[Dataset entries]
- - - - -
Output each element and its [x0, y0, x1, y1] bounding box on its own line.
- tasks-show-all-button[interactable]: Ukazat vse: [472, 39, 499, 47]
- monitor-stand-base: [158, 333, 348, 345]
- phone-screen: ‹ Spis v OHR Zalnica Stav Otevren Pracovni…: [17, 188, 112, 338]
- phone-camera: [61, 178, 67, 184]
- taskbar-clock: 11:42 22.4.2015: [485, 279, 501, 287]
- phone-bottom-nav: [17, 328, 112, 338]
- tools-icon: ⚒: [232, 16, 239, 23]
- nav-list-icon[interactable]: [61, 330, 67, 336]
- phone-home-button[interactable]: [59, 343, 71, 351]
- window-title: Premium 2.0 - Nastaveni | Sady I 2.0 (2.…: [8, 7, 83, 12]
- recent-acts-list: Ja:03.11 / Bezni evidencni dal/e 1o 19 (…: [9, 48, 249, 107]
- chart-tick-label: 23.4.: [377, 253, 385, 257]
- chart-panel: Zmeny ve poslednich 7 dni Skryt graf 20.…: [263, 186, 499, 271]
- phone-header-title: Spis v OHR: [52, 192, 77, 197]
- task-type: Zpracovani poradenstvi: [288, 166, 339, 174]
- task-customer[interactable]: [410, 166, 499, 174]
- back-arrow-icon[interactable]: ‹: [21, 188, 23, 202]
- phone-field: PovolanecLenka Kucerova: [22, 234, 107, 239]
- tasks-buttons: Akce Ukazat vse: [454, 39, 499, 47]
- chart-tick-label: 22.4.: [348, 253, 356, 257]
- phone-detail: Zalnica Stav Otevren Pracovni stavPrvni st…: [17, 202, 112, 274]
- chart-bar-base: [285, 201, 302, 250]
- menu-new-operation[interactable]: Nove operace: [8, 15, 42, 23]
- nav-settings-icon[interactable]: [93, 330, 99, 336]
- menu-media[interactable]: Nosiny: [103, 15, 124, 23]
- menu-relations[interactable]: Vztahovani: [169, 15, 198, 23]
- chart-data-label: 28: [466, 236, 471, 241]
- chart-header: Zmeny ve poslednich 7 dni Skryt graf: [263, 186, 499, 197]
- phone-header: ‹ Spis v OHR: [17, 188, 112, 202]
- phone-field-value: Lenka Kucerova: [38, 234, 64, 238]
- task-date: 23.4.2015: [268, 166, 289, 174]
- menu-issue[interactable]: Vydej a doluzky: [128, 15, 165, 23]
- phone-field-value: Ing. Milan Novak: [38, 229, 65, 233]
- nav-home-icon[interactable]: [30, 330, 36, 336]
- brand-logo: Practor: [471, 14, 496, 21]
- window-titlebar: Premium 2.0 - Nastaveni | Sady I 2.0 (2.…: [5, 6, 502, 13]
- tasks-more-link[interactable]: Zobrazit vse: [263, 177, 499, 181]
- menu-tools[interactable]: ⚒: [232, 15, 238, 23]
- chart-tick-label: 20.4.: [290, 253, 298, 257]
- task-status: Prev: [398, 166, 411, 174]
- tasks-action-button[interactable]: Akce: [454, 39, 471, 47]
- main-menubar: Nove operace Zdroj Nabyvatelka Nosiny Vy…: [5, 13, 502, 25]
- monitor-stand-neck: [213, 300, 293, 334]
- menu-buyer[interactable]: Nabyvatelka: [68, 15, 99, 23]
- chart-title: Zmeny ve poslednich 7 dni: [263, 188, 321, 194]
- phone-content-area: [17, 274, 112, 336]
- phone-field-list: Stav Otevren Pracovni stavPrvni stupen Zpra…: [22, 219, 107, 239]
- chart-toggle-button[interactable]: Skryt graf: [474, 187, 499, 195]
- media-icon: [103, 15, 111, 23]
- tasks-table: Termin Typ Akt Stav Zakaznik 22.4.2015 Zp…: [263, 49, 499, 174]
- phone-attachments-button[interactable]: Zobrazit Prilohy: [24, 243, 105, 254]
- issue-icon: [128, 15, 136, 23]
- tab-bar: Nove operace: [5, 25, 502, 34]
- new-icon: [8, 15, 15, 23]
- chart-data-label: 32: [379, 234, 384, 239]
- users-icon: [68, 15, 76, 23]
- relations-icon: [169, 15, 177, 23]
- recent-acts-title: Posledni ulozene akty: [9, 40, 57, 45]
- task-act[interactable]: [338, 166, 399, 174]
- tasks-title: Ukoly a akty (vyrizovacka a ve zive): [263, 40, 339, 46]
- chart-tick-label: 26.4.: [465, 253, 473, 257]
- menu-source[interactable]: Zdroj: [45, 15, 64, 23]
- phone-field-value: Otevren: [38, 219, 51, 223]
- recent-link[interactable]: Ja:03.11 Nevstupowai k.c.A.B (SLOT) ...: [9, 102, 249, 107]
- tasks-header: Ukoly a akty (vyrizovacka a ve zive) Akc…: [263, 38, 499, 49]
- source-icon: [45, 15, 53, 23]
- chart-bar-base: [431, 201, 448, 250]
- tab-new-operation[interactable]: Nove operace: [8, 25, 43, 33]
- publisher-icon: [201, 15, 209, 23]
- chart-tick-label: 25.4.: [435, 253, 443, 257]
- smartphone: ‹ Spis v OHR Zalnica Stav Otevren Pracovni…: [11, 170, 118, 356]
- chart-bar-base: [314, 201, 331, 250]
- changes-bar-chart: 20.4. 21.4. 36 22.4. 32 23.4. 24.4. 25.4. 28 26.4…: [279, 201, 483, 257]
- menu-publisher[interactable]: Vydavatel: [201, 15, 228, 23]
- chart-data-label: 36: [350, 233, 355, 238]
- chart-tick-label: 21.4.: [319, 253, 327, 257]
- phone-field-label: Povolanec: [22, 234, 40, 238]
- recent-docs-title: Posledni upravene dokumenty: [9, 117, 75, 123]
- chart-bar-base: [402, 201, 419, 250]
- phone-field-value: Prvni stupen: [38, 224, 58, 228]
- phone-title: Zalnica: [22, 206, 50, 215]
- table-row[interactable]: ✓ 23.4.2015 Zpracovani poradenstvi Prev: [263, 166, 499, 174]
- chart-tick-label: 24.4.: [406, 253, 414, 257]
- - - - -
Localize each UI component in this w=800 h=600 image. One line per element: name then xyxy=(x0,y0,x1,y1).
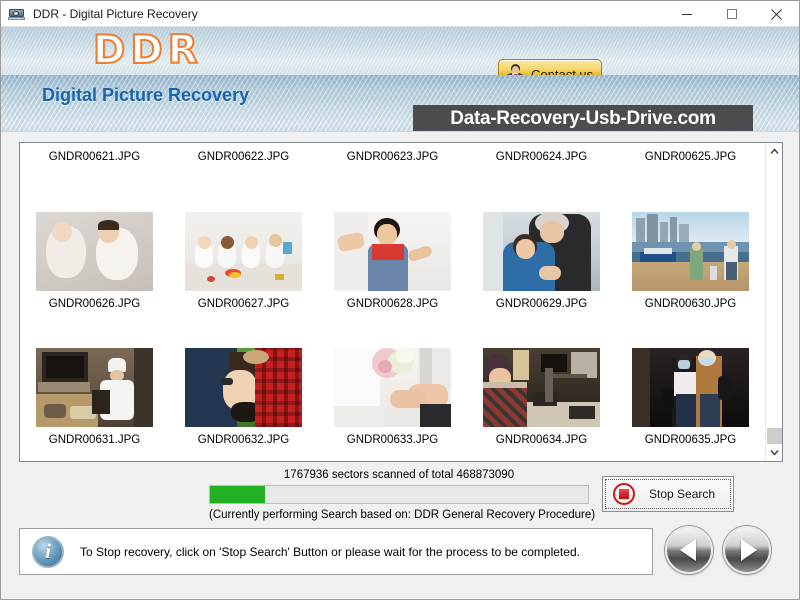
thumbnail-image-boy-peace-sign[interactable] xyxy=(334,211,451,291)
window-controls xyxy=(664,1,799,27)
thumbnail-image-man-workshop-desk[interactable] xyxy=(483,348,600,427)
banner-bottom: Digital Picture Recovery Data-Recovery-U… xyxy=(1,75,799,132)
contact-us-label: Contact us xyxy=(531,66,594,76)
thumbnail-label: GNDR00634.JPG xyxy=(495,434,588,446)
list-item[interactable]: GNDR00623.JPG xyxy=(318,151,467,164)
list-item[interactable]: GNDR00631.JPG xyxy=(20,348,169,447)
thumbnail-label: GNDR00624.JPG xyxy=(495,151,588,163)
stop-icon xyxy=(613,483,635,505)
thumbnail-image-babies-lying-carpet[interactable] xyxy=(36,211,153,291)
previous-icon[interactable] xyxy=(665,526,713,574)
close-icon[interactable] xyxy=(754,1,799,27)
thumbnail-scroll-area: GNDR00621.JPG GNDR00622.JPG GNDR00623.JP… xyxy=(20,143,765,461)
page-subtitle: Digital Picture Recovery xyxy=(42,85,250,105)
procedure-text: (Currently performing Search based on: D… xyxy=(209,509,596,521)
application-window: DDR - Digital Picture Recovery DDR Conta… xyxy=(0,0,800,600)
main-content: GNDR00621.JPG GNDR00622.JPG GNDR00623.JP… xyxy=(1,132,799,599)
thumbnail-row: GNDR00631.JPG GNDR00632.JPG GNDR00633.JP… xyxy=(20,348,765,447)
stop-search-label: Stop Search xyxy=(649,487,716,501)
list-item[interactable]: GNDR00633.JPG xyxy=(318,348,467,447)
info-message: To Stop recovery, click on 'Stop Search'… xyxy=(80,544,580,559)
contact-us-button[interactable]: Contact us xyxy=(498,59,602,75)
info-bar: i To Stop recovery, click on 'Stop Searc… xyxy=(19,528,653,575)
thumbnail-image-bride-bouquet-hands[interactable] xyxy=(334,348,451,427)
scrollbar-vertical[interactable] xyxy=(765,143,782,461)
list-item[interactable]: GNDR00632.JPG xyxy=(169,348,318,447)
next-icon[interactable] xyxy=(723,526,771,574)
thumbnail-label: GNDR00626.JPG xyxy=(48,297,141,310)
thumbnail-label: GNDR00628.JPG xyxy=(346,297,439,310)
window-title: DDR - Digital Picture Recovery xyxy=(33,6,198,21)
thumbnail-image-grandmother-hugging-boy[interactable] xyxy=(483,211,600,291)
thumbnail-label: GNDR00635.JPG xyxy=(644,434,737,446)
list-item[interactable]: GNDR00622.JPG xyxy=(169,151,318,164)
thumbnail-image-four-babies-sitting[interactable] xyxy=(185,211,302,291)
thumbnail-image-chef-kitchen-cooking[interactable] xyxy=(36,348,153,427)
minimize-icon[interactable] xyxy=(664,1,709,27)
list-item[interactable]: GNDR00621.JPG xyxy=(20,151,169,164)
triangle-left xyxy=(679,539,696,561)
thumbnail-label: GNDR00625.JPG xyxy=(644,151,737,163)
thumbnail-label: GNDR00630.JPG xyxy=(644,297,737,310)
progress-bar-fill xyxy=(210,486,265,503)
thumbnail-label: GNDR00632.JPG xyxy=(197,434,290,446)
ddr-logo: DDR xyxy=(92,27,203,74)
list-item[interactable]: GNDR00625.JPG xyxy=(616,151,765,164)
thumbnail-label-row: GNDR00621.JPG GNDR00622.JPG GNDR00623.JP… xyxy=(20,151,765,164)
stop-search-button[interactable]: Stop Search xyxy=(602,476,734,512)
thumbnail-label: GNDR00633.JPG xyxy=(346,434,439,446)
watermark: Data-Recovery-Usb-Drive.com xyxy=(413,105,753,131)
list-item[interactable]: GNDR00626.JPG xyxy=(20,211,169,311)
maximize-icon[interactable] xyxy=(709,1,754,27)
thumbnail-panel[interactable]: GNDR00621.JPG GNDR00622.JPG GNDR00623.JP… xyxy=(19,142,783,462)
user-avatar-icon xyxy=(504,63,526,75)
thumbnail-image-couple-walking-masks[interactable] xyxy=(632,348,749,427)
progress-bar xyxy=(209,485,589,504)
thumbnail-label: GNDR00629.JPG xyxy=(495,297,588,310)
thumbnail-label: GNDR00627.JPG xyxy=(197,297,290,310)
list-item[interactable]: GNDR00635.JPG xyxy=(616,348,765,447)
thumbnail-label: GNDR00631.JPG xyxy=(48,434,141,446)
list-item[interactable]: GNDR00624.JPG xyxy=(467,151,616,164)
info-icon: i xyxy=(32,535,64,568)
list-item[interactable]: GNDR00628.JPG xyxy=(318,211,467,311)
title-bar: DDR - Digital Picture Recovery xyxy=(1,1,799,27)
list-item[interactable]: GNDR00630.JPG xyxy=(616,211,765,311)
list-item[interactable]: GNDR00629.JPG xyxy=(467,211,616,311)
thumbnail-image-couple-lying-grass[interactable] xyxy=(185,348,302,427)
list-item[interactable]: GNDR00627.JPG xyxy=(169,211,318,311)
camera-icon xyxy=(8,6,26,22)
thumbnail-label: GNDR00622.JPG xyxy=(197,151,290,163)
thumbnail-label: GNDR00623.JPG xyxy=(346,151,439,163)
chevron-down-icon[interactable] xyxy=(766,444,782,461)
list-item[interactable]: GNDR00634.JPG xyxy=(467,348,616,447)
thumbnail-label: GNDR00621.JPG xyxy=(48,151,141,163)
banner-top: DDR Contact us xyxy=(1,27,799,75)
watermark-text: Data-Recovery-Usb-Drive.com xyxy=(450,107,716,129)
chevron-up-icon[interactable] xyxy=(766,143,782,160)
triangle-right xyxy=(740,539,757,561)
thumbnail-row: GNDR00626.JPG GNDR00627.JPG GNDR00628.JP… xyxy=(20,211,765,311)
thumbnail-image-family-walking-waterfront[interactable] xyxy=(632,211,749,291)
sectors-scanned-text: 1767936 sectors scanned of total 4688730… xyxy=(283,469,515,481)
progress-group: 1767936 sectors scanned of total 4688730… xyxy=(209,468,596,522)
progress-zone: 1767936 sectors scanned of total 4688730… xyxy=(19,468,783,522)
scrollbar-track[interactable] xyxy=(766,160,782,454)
- - - - -
**WRITTEN TASK**: Please format the lines starting with the one that contains "Output each element" and going on through the one that contains "- phone-camera: [61, 178, 67, 184]" as a JSON list of strings, one string per line, with blank lines left out.

**ANSWER BELOW**:
[
  "Output each element and its [x0, y0, x1, y1] bounding box on its own line.",
  "- tasks-show-all-button[interactable]: Ukazat vse: [472, 39, 499, 47]",
  "- monitor-stand-base: [158, 333, 348, 345]",
  "- phone-screen: ‹ Spis v OHR Zalnica Stav Otevren Pracovni…: [17, 188, 112, 338]",
  "- phone-camera: [61, 178, 67, 184]"
]